**SET TASK:** Copy all the data exactly, except the pictures.
────────────────────────────────────────
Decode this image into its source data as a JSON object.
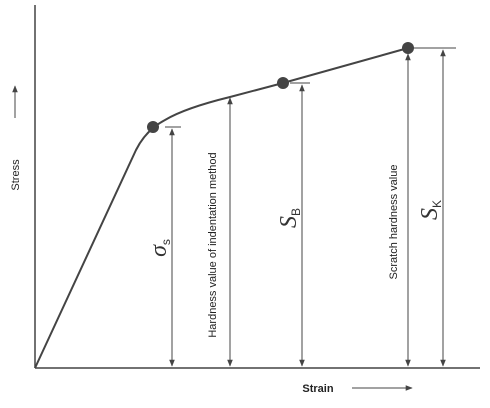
{
  "axes": {
    "y_label": "Stress",
    "x_label": "Strain"
  },
  "annotations": [
    {
      "symbol": "σ",
      "subscript": "s"
    },
    {
      "text": "Hardness value of indentation method"
    },
    {
      "symbol": "S",
      "subscript": "B"
    },
    {
      "text": "Scratch hardness value"
    },
    {
      "symbol": "S",
      "subscript": "K"
    }
  ]
}
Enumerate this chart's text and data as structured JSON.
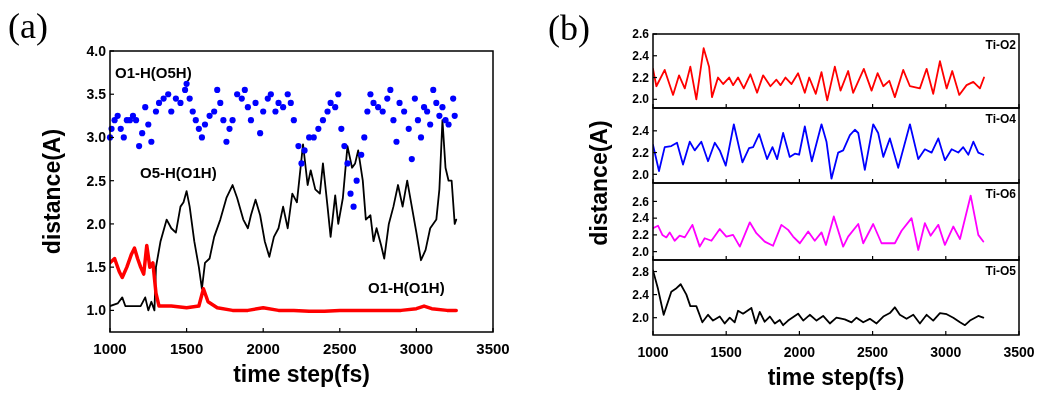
────────────────────────────────────────
**RESPONSE BELOW:**
Decode this image into its source data as a JSON object.
{
  "axes": {
    "y_label": "Stress",
    "x_label": "Strain"
  },
  "annotations": [
    {
      "symbol": "σ",
      "subscript": "s"
    },
    {
      "text": "Hardness value of indentation method"
    },
    {
      "symbol": "S",
      "subscript": "B"
    },
    {
      "text": "Scratch hardness value"
    },
    {
      "symbol": "S",
      "subscript": "K"
    }
  ]
}
Enumerate this chart's text and data as structured JSON.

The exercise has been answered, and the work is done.